_Set problem:_
Count the lines below that contain the word "subtitle", and give only that number.

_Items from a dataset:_
________________________
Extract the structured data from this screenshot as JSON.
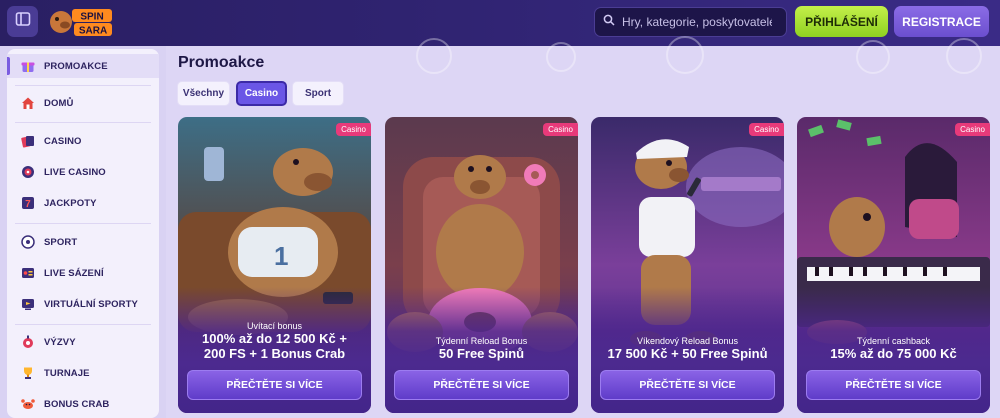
{
  "header": {
    "logo_text": "SPIN SARA",
    "search_placeholder": "Hry, kategorie, poskytovatelé",
    "login_label": "PŘIHLÁŠENÍ",
    "register_label": "REGISTRACE"
  },
  "sidebar": {
    "items": [
      {
        "label": "PROMOAKCE",
        "icon": "gift-icon",
        "active": true
      },
      {
        "label": "DOMŮ",
        "icon": "home-icon"
      },
      {
        "label": "CASINO",
        "icon": "cards-icon"
      },
      {
        "label": "LIVE CASINO",
        "icon": "roulette-icon"
      },
      {
        "label": "JACKPOTY",
        "icon": "slot-seven-icon"
      },
      {
        "label": "SPORT",
        "icon": "ball-icon"
      },
      {
        "label": "LIVE SÁZENÍ",
        "icon": "live-bet-icon"
      },
      {
        "label": "VIRTUÁLNÍ SPORTY",
        "icon": "virtual-sport-icon"
      },
      {
        "label": "VÝZVY",
        "icon": "challenge-icon"
      },
      {
        "label": "TURNAJE",
        "icon": "trophy-icon"
      },
      {
        "label": "BONUS CRAB",
        "icon": "crab-icon"
      }
    ]
  },
  "main": {
    "title": "Promoakce",
    "tabs": [
      {
        "label": "Všechny",
        "active": false
      },
      {
        "label": "Casino",
        "active": true
      },
      {
        "label": "Sport",
        "active": false
      }
    ],
    "cards": [
      {
        "badge": "Casino",
        "subtitle": "Uvítací bonus",
        "line1": "100% až do 12 500 Kč +",
        "line2": "200 FS + 1 Bonus Crab",
        "button": "PŘEČTĚTE SI VÍCE"
      },
      {
        "badge": "Casino",
        "subtitle": "Týdenní Reload Bonus",
        "line1": "50 Free Spinů",
        "line2": "",
        "button": "PŘEČTĚTE SI VÍCE"
      },
      {
        "badge": "Casino",
        "subtitle": "Víkendový Reload Bonus",
        "line1": "17 500 Kč + 50 Free Spinů",
        "line2": "",
        "button": "PŘEČTĚTE SI VÍCE"
      },
      {
        "badge": "Casino",
        "subtitle": "Týdenní cashback",
        "line1": "15% až do 75 000 Kč",
        "line2": "",
        "button": "PŘEČTĚTE SI VÍCE"
      }
    ]
  },
  "colors": {
    "header_bg": "#2f2370",
    "login_green": "#a8e036",
    "register_purple": "#7a5ce0",
    "accent": "#6a56e6",
    "badge_pink": "#e83a7a"
  }
}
________________________
_Worked answer:_
4